= Exercise task =
Search the material below for the string "Decode" and list each line that holds it.

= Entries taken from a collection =
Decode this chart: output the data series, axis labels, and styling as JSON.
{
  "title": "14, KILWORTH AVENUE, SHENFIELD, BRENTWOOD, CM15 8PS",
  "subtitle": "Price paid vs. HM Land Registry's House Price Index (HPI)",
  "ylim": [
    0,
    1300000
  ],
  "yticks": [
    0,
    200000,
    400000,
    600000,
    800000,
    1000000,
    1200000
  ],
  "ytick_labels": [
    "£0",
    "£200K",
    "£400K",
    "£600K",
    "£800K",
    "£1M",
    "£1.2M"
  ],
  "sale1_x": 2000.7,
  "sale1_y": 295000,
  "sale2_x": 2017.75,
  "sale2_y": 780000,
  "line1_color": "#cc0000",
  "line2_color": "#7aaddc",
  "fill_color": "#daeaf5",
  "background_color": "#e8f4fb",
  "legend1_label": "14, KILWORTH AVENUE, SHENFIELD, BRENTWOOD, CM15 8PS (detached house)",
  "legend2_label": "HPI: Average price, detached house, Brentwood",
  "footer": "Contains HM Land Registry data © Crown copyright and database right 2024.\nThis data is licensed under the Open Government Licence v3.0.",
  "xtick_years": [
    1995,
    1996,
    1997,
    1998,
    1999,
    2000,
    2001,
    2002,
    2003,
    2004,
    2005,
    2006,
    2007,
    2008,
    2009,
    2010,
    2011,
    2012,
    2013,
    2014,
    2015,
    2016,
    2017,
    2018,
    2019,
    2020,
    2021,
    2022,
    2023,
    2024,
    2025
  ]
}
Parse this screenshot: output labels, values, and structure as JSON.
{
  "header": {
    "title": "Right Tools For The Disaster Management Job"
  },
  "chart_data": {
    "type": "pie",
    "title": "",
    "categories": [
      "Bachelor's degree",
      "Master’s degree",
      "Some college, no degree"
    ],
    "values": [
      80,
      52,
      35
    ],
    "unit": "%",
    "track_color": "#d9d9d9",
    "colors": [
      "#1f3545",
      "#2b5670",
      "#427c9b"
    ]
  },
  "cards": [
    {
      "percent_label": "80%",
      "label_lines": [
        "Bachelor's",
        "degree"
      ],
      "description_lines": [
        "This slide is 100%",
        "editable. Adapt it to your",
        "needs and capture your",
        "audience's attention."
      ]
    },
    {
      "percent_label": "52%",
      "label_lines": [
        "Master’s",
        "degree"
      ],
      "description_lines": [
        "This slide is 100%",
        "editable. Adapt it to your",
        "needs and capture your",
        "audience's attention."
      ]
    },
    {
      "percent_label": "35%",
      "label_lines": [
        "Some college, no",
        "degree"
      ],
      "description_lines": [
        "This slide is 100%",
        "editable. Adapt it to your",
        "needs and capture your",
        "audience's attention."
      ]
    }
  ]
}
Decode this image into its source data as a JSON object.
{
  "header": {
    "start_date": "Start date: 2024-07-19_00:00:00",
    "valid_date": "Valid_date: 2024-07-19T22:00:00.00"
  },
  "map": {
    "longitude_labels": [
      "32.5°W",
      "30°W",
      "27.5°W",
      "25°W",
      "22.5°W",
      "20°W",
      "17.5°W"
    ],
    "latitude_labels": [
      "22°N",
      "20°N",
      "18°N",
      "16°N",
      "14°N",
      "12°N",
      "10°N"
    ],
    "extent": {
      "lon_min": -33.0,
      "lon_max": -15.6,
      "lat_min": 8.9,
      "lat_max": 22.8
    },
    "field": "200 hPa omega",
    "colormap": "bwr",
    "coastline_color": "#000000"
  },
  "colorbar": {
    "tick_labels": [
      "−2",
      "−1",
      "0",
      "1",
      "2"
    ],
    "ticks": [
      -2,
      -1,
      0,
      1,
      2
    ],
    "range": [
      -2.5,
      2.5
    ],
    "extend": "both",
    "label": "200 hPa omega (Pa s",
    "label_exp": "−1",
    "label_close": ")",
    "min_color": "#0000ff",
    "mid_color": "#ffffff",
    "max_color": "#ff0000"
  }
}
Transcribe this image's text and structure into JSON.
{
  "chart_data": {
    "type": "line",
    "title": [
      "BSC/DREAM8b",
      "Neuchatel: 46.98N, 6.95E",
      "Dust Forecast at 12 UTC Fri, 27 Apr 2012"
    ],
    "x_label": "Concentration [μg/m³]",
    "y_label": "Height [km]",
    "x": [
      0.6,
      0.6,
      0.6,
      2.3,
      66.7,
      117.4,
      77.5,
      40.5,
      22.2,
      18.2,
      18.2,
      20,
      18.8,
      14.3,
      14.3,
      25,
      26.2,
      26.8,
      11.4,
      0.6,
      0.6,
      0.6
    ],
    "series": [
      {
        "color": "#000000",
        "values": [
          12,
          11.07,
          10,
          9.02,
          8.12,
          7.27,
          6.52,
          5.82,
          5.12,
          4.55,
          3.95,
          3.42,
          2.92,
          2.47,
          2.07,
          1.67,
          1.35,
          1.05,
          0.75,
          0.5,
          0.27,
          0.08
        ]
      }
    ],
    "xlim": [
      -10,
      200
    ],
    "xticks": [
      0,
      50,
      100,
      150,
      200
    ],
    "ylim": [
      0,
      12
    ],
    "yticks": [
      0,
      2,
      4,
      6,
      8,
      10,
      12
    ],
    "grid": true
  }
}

= Problem solution =
Decode this chart: output the data series, axis labels, and styling as JSON.
Decode this image into its source data as a JSON object.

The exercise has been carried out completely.